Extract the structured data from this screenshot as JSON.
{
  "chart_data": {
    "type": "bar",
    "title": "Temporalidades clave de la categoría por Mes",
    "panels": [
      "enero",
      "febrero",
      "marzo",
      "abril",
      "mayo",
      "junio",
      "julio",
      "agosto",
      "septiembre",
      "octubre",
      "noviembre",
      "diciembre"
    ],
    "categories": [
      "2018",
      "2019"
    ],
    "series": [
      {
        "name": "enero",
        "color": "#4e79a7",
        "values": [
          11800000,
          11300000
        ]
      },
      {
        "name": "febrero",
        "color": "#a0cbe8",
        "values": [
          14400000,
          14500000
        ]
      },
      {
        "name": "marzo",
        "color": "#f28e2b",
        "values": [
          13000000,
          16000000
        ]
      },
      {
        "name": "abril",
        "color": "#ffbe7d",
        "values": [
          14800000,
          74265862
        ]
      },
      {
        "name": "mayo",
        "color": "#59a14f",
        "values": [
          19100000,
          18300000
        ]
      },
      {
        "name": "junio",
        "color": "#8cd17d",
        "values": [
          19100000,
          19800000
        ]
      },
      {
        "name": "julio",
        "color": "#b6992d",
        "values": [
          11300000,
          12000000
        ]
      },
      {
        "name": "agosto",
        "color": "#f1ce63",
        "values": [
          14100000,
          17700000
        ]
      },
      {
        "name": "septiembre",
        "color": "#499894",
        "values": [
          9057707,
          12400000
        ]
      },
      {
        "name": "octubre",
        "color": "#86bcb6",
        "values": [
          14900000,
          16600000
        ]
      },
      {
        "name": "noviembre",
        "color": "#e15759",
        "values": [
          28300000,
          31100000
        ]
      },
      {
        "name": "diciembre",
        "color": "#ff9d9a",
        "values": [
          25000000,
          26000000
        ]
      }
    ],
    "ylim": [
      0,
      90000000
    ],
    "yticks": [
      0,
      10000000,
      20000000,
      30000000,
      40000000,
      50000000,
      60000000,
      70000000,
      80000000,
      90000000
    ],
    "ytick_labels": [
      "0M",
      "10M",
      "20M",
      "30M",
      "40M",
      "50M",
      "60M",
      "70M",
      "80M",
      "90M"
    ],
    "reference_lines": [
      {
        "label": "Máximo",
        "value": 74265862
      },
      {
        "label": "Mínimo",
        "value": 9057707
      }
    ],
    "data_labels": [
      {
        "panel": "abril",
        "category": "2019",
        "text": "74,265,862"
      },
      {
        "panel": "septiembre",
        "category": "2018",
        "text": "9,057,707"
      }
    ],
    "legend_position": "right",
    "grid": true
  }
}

» TASK DESCRIPTION
Every entry should be printed again exactly as written.

» RESULT BELOW
Extract the structured data from this screenshot as JSON.
{
  "chart_data": {
    "type": "bar",
    "title": "Temporalidades clave de la categoría por Mes",
    "panels": [
      "enero",
      "febrero",
      "marzo",
      "abril",
      "mayo",
      "junio",
      "julio",
      "agosto",
      "septiembre",
      "octubre",
      "noviembre",
      "diciembre"
    ],
    "categories": [
      "2018",
      "2019"
    ],
    "series": [
      {
        "name": "enero",
        "color": "#4e79a7",
        "values": [
          11800000,
          11300000
        ]
      },
      {
        "name": "febrero",
        "color": "#a0cbe8",
        "values": [
          14400000,
          14500000
        ]
      },
      {
        "name": "marzo",
        "color": "#f28e2b",
        "values": [
          13000000,
          16000000
        ]
      },
      {
        "name": "abril",
        "color": "#ffbe7d",
        "values": [
          14800000,
          74265862
        ]
      },
      {
        "name": "mayo",
        "color": "#59a14f",
        "values": [
          19100000,
          18300000
        ]
      },
      {
        "name": "junio",
        "color": "#8cd17d",
        "values": [
          19100000,
          19800000
        ]
      },
      {
        "name": "julio",
        "color": "#b6992d",
        "values": [
          11300000,
          12000000
        ]
      },
      {
        "name": "agosto",
        "color": "#f1ce63",
        "values": [
          14100000,
          17700000
        ]
      },
      {
        "name": "septiembre",
        "color": "#499894",
        "values": [
          9057707,
          12400000
        ]
      },
      {
        "name": "octubre",
        "color": "#86bcb6",
        "values": [
          14900000,
          16600000
        ]
      },
      {
        "name": "noviembre",
        "color": "#e15759",
        "values": [
          28300000,
          31100000
        ]
      },
      {
        "name": "diciembre",
        "color": "#ff9d9a",
        "values": [
          25000000,
          26000000
        ]
      }
    ],
    "ylim": [
      0,
      90000000
    ],
    "yticks": [
      0,
      10000000,
      20000000,
      30000000,
      40000000,
      50000000,
      60000000,
      70000000,
      80000000,
      90000000
    ],
    "ytick_labels": [
      "0M",
      "10M",
      "20M",
      "30M",
      "40M",
      "50M",
      "60M",
      "70M",
      "80M",
      "90M"
    ],
    "reference_lines": [
      {
        "label": "Máximo",
        "value": 74265862
      },
      {
        "label": "Mínimo",
        "value": 9057707
      }
    ],
    "data_labels": [
      {
        "panel": "abril",
        "category": "2019",
        "text": "74,265,862"
      },
      {
        "panel": "septiembre",
        "category": "2018",
        "text": "9,057,707"
      }
    ],
    "legend_position": "right",
    "grid": true
  }
}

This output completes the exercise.